Collection entries:
★ ★ ★ ★

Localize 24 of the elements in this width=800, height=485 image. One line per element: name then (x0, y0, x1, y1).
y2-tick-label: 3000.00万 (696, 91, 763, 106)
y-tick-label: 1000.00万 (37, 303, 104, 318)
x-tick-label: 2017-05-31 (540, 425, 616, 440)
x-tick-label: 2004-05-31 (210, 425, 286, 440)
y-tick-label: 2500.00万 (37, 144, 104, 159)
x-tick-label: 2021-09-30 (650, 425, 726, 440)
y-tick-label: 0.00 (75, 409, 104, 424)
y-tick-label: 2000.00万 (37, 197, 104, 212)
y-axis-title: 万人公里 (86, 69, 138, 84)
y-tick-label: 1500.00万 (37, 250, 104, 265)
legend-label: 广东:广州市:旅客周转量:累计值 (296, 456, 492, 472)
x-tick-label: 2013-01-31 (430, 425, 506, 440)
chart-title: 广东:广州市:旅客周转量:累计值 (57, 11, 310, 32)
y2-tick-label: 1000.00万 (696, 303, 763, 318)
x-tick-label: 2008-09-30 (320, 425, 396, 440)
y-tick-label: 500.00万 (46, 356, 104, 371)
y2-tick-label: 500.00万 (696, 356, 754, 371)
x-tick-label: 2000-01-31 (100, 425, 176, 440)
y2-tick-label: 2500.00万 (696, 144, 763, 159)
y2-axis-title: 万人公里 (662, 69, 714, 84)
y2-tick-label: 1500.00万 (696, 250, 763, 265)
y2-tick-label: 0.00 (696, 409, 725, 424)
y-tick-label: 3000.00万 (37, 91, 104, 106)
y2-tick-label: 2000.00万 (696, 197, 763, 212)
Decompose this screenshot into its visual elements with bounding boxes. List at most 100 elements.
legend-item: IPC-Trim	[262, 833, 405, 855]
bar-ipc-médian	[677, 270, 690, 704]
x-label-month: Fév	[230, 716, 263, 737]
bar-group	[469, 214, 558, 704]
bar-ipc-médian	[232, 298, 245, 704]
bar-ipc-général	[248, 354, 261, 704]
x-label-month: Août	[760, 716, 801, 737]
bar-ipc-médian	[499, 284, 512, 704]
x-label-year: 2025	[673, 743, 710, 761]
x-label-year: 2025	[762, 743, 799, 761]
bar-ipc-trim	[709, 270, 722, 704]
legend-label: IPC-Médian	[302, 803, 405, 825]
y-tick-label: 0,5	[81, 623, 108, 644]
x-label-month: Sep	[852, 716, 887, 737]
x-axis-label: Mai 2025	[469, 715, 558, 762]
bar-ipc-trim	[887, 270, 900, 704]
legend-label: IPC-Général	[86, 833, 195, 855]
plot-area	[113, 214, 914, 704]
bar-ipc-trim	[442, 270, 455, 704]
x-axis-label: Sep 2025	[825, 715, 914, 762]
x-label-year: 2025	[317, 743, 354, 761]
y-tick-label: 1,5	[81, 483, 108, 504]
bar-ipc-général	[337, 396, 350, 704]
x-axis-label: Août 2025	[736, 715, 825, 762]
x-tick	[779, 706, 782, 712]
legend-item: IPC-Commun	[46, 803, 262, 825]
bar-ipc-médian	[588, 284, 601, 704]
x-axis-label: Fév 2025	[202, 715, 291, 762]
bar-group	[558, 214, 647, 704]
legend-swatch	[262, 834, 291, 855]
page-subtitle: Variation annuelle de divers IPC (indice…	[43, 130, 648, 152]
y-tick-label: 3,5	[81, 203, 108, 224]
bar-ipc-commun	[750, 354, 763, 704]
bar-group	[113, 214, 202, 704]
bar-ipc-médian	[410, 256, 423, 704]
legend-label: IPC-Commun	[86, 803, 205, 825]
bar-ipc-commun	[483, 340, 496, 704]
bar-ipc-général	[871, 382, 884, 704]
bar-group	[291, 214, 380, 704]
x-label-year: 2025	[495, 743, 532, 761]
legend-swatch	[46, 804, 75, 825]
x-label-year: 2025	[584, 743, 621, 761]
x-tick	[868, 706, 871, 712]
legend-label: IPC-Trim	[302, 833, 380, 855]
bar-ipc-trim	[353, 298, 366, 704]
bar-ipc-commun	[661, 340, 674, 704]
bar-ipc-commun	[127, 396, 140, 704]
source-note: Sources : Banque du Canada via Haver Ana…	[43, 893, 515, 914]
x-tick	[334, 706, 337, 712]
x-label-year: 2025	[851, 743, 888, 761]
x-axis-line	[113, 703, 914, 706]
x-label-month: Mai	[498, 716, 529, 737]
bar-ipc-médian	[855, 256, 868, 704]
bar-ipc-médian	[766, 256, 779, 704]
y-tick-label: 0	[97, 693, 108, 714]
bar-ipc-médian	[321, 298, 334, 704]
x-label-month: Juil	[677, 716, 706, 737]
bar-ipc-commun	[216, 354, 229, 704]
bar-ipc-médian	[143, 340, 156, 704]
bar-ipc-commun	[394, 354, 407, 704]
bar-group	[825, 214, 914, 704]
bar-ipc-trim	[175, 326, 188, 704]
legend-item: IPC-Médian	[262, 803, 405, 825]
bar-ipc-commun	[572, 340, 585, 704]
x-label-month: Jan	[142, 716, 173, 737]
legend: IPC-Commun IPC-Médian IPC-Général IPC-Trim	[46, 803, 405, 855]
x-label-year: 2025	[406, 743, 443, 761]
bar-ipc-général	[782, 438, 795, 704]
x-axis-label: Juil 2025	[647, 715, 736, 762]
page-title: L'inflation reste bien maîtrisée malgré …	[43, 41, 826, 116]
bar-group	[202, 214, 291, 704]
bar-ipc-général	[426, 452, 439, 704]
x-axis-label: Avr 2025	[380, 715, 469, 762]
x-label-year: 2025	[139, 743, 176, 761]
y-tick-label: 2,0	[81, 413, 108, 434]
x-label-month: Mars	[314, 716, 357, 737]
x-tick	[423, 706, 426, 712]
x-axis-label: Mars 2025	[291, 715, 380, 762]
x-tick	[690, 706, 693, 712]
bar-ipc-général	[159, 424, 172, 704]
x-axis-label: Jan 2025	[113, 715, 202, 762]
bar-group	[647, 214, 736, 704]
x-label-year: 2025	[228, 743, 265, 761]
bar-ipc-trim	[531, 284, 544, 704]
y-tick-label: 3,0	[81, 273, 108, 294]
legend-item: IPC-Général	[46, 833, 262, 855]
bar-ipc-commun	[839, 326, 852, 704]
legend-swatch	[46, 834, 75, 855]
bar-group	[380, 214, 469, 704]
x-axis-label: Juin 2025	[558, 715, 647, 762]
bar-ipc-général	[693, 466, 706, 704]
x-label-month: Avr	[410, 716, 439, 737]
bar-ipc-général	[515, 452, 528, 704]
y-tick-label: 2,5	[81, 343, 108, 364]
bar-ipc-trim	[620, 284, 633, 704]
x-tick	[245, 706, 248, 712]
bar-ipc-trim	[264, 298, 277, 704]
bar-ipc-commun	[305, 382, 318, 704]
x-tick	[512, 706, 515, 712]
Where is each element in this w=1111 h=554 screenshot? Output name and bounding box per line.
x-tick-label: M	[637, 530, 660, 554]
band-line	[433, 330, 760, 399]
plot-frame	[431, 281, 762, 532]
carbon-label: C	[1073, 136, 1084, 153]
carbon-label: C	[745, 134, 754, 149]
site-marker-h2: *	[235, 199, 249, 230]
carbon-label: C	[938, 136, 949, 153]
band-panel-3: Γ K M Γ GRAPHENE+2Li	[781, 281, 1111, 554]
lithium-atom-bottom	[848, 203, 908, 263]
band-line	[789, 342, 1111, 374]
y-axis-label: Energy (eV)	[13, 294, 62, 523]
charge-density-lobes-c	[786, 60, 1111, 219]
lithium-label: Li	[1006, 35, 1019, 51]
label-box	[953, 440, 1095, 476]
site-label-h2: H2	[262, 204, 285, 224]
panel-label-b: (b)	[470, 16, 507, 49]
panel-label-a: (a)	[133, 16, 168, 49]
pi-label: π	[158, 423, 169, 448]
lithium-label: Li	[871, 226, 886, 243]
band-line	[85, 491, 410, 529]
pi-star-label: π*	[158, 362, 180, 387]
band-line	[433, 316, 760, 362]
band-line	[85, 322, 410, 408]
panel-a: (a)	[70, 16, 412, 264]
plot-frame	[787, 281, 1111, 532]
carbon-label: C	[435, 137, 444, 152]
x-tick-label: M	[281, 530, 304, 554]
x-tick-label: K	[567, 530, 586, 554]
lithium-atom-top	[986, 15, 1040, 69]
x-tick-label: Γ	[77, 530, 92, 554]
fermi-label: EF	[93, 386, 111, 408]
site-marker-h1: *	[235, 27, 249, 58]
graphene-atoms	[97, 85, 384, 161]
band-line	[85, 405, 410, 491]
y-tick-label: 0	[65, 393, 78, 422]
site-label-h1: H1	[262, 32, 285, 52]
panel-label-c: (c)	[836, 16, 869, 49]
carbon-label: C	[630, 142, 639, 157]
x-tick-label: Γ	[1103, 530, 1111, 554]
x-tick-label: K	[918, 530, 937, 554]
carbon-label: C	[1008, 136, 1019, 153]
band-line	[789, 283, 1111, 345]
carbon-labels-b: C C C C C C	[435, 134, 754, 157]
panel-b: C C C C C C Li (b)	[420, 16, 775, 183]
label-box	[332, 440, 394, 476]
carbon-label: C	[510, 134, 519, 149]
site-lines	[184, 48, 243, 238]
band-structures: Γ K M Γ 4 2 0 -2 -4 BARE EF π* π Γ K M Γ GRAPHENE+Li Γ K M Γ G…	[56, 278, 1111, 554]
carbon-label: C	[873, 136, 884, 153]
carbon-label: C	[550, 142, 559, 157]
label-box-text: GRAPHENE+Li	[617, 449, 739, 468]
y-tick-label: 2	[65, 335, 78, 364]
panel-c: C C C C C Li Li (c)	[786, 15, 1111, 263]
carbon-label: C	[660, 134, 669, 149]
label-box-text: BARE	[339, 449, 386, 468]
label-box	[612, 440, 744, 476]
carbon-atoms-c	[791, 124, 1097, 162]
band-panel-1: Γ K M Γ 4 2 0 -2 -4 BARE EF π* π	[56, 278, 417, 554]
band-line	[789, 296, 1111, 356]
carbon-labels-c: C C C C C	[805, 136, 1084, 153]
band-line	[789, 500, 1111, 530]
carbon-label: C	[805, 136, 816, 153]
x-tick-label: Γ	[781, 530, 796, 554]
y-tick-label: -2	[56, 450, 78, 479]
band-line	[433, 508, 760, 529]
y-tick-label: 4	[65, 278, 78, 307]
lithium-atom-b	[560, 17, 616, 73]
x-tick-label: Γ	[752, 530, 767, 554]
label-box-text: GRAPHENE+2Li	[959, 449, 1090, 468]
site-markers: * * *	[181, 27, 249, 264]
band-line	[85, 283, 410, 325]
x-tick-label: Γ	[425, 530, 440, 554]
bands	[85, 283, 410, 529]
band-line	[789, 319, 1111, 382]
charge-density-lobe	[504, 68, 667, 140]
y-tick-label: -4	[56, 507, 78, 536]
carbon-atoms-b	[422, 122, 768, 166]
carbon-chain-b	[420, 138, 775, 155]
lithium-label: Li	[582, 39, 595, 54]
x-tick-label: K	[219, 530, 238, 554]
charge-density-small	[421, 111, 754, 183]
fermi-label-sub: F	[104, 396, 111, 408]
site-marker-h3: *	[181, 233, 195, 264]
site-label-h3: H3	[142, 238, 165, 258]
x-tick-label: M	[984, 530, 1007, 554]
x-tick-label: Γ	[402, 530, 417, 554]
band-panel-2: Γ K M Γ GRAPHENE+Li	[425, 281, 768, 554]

★ ★ ★ ★

Stated task:
Return, unchanged and in full, the stretch of the material that begins with its very first line and ends with the line containing "y2-axis-title: 万人公里 (662, 69, 714, 84)", including both of those lines.

Task solution:
Localize 24 of the elements in this width=800, height=485 image. One line per element: name then (x0, y0, x1, y1).
y2-tick-label: 3000.00万 (696, 91, 763, 106)
y-tick-label: 1000.00万 (37, 303, 104, 318)
x-tick-label: 2017-05-31 (540, 425, 616, 440)
x-tick-label: 2004-05-31 (210, 425, 286, 440)
y-tick-label: 2500.00万 (37, 144, 104, 159)
x-tick-label: 2021-09-30 (650, 425, 726, 440)
y-tick-label: 0.00 (75, 409, 104, 424)
y-tick-label: 2000.00万 (37, 197, 104, 212)
y-axis-title: 万人公里 (86, 69, 138, 84)
y-tick-label: 1500.00万 (37, 250, 104, 265)
legend-label: 广东:广州市:旅客周转量:累计值 (296, 456, 492, 472)
x-tick-label: 2013-01-31 (430, 425, 506, 440)
chart-title: 广东:广州市:旅客周转量:累计值 (57, 11, 310, 32)
y2-tick-label: 1000.00万 (696, 303, 763, 318)
x-tick-label: 2008-09-30 (320, 425, 396, 440)
y-tick-label: 500.00万 (46, 356, 104, 371)
y2-tick-label: 500.00万 (696, 356, 754, 371)
x-tick-label: 2000-01-31 (100, 425, 176, 440)
y2-tick-label: 2500.00万 (696, 144, 763, 159)
y2-axis-title: 万人公里 (662, 69, 714, 84)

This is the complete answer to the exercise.